- [Work to be completed] Keep only the lines that hold the string "with", filtering out the rest of the entries below.

Collected data
· · · · ·

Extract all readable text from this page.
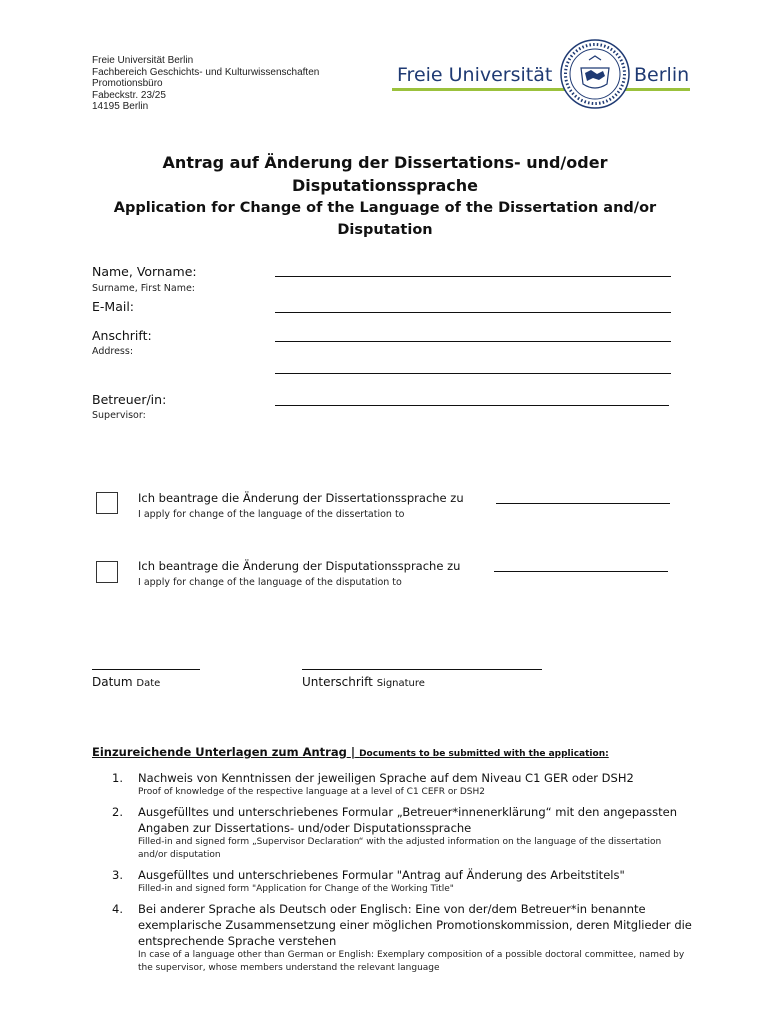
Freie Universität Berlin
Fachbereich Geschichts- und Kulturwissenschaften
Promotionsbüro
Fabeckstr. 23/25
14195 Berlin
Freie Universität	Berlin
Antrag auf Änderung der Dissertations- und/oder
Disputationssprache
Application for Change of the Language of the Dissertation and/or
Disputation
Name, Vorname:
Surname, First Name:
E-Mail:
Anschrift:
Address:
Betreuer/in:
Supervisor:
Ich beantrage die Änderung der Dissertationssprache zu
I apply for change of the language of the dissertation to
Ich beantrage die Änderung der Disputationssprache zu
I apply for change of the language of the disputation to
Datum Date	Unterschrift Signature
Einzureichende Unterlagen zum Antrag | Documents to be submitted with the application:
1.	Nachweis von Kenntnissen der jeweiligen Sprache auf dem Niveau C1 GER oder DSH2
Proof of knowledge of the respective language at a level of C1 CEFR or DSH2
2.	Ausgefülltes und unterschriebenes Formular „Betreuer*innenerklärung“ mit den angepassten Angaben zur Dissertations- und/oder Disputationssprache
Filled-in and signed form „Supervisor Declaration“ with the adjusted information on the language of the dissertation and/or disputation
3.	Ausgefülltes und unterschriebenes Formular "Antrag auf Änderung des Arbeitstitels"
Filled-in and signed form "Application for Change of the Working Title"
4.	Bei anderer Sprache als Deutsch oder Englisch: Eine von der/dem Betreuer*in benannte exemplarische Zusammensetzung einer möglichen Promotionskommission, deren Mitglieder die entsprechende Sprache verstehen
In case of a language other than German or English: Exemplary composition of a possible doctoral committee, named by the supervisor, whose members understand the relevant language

· · · · ·

- [Expected output]
Einzureichende Unterlagen zum Antrag | Documents to be submitted with the application:
Filled-in and signed form „Supervisor Declaration“ with the adjusted information on the language of the dissertation and/or disputation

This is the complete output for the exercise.